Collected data
·····
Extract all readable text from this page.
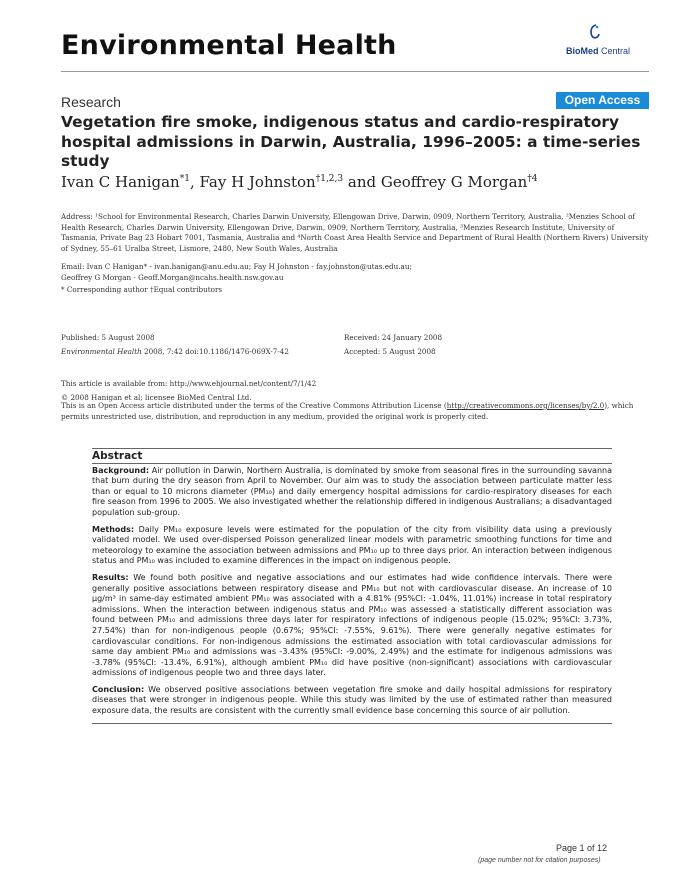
Environmental Health	BioMed Central
Research	Open Access
Vegetation fire smoke, indigenous status and cardio-respiratory hospital admissions in Darwin, Australia, 1996–2005: a time-series study
Ivan C Hanigan$^{*1}$, Fay H Johnston$^{\dagger 1,2,3}$ and Geoffrey G Morgan$^{\dagger 4}$
Address: ¹School for Environmental Research, Charles Darwin University, Ellengowan Drive, Darwin, 0909, Northern Territory, Australia, ²Menzies School of Health Research, Charles Darwin University, Ellengowan Drive, Darwin, 0909, Northern Territory, Australia, ³Menzies Research Institute, University of Tasmania, Private Bag 23 Hobart 7001, Tasmania, Australia and ⁴North Coast Area Health Service and Department of Rural Health (Northern Rivers) University of Sydney, 55–61 Uralba Street, Lismore, 2480, New South Wales, Australia
Email: Ivan C Hanigan* - ivan.hanigan@anu.edu.au; Fay H Johnston - fay.johnston@utas.edu.au;
Geoffrey G Morgan - Geoff.Morgan@ncahs.health.nsw.gov.au
* Corresponding author †Equal contributors
Published: 5 August 2008
Environmental Health 2008, 7:42 doi:10.1186/1476-069X-7-42
Received: 24 January 2008
Accepted: 5 August 2008
This article is available from: http://www.ehjournal.net/content/7/1/42
© 2008 Hanigan et al; licensee BioMed Central Ltd.
This is an Open Access article distributed under the terms of the Creative Commons Attribution License (http://creativecommons.org/licenses/by/2.0), which permits unrestricted use, distribution, and reproduction in any medium, provided the original work is properly cited.
Abstract

Background: Air pollution in Darwin, Northern Australia, is dominated by smoke from seasonal fires in the surrounding savanna that burn during the dry season from April to November. Our aim was to study the association between particulate matter less than or equal to 10 microns diameter (PM₁₀) and daily emergency hospital admissions for cardio-respiratory diseases for each fire season from 1996 to 2005. We also investigated whether the relationship differed in indigenous Australians; a disadvantaged population sub-group.

Methods: Daily PM₁₀ exposure levels were estimated for the population of the city from visibility data using a previously validated model. We used over-dispersed Poisson generalized linear models with parametric smoothing functions for time and meteorology to examine the association between admissions and PM₁₀ up to three days prior. An interaction between indigenous status and PM₁₀ was included to examine differences in the impact on indigenous people.

Results: We found both positive and negative associations and our estimates had wide confidence intervals. There were generally positive associations between respiratory disease and PM₁₀ but not with cardiovascular disease. An increase of 10 μg/m³ in same-day estimated ambient PM₁₀ was associated with a 4.81% (95%CI: -1.04%, 11.01%) increase in total respiratory admissions. When the interaction between indigenous status and PM₁₀ was assessed a statistically different association was found between PM₁₀ and admissions three days later for respiratory infections of indigenous people (15.02%; 95%CI: 3.73%, 27.54%) than for non-indigenous people (0.67%; 95%CI: -7.55%, 9.61%). There were generally negative estimates for cardiovascular conditions. For non-indigenous admissions the estimated association with total cardiovascular admissions for same day ambient PM₁₀ and admissions was -3.43% (95%CI: -9.00%, 2.49%) and the estimate for indigenous admissions was -3.78% (95%CI: -13.4%, 6.91%), although ambient PM₁₀ did have positive (non-significant) associations with cardiovascular admissions of indigenous people two and three days later.

Conclusion: We observed positive associations between vegetation fire smoke and daily hospital admissions for respiratory diseases that were stronger in indigenous people. While this study was limited by the use of estimated rather than measured exposure data, the results are consistent with the currently small evidence base concerning this source of air pollution.

Page 1 of 12
(page number not for citation purposes)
·····
Exercise goal: Search the records for the word "August". Copy every line that has it.

Answer:
Published: 5 August 2008
Accepted: 5 August 2008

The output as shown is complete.